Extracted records

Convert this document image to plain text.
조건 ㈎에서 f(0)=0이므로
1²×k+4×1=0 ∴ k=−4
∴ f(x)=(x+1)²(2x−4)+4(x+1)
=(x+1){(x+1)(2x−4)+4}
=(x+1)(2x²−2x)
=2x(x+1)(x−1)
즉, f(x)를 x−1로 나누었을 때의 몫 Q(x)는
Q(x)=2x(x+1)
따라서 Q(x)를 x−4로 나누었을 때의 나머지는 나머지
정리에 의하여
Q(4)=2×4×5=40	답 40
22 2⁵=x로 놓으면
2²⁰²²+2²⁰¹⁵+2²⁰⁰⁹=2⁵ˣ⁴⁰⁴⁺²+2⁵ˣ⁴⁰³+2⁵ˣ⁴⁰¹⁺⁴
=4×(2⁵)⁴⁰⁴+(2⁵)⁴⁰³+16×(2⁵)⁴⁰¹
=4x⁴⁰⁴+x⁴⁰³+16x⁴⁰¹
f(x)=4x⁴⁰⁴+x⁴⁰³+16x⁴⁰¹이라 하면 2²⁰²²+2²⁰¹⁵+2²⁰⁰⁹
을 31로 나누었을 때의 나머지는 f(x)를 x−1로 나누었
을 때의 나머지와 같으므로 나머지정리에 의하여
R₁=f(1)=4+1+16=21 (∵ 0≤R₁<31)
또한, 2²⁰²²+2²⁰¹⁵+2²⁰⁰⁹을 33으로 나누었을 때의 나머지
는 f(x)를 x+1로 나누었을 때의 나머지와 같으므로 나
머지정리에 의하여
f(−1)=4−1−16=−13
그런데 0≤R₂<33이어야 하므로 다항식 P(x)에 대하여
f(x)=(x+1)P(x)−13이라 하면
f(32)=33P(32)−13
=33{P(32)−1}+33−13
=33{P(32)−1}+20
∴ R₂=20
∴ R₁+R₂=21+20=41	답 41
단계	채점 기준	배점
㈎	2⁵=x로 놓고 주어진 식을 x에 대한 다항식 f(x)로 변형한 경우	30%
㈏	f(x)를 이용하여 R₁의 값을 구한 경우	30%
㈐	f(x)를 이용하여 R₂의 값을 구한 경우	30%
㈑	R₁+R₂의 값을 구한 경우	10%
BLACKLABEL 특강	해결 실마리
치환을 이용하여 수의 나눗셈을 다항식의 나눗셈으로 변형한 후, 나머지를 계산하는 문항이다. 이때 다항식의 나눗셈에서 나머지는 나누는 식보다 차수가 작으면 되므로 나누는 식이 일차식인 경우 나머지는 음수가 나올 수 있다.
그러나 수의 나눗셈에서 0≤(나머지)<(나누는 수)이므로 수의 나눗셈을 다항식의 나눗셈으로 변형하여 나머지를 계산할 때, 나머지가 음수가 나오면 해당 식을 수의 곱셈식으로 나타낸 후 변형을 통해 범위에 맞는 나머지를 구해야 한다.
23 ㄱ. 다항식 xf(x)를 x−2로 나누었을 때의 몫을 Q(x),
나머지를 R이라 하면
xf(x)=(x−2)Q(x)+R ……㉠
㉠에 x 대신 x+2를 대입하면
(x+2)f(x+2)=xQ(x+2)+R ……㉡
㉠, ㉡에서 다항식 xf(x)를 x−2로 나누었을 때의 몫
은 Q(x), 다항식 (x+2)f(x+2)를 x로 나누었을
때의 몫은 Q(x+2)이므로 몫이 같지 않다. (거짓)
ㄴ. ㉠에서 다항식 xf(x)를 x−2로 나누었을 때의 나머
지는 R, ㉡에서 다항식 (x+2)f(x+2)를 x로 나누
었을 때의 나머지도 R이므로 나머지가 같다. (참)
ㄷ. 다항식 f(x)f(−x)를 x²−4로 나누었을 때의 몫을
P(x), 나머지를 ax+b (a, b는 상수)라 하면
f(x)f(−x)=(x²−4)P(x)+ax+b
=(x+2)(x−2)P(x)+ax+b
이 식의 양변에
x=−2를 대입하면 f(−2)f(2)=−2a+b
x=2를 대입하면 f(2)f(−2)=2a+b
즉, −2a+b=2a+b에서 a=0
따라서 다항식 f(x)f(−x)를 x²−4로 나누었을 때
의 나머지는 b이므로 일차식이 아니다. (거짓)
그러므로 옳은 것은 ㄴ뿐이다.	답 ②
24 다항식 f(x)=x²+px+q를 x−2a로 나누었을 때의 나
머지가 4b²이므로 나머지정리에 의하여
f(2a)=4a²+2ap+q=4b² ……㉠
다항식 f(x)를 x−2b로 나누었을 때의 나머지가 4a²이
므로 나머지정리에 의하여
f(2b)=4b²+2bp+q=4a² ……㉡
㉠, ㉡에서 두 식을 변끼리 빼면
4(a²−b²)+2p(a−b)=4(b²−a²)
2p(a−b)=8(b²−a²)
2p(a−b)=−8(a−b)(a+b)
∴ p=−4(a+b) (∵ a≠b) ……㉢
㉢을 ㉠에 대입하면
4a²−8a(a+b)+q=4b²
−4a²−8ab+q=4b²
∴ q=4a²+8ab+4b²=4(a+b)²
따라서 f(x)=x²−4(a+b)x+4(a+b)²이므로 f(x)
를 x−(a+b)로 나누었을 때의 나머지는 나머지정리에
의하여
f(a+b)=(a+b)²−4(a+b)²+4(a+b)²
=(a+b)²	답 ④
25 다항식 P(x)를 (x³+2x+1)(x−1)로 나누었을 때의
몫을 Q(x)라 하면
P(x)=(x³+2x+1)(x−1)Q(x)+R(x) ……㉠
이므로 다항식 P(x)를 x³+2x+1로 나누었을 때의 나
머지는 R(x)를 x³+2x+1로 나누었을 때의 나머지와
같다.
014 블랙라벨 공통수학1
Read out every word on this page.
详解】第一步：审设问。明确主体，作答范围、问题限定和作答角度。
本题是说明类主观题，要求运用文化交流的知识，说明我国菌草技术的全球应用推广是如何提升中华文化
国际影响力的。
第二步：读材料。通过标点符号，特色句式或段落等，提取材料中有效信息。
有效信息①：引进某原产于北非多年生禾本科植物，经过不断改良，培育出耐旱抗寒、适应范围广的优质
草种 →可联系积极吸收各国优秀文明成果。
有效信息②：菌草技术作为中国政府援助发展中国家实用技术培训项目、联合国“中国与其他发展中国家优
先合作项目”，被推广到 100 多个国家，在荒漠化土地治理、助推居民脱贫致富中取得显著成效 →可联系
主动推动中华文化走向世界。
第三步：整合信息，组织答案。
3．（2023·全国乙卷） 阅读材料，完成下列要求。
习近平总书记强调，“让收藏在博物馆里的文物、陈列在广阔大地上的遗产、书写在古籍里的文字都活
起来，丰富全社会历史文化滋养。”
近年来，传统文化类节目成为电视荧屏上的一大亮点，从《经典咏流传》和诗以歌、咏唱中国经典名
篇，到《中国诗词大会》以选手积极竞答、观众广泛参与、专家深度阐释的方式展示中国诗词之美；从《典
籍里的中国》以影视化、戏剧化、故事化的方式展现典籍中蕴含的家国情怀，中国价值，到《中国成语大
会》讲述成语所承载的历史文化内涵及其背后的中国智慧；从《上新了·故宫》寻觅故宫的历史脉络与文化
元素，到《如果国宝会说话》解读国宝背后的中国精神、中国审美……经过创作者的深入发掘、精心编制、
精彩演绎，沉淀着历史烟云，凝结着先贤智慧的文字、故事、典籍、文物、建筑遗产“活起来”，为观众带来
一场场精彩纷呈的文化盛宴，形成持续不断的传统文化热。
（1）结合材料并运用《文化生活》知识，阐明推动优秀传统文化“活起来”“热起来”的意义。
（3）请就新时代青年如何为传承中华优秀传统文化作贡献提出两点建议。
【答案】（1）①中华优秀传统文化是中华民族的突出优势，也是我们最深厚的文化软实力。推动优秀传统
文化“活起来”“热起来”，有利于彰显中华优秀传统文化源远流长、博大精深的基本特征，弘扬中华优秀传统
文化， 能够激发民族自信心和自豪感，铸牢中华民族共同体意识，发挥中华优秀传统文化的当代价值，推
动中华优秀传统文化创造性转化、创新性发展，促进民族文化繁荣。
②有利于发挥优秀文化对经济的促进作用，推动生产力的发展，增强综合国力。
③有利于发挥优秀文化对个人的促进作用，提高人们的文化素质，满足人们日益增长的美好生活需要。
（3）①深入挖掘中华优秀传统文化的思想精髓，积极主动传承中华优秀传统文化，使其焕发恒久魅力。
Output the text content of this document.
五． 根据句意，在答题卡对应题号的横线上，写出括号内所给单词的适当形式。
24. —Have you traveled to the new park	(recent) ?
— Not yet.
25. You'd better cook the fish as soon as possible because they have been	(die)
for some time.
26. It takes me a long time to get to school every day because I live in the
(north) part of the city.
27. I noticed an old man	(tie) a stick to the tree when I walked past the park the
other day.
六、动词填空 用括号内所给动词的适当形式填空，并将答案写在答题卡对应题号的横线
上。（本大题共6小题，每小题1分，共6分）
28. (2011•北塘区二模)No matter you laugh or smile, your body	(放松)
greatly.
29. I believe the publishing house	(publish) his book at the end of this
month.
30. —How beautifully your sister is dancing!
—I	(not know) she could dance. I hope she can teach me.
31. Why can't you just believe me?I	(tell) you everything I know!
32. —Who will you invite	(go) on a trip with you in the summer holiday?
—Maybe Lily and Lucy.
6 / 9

→ **YOUR INSTRUCTIONS**
Your task is to collect every line above that contains the word "다항식의".

→ **RESULT OF THIS EXERCISE**
치환을 이용하여 수의 나눗셈을 다항식의 나눗셈으로 변형한 후, 나머지를 계산하는 문항이다. 이때 다항식의 나눗셈에서 나머지는 나누는 식보다 차수가 작으면 되므로 나누는 식이 일차식인 경우 나머지는 음수가 나올 수 있다.
그러나 수의 나눗셈에서 0≤(나머지)<(나누는 수)이므로 수의 나눗셈을 다항식의 나눗셈으로 변형하여 나머지를 계산할 때, 나머지가 음수가 나오면 해당 식을 수의 곱셈식으로 나타낸 후 변형을 통해 범위에 맞는 나머지를 구해야 한다.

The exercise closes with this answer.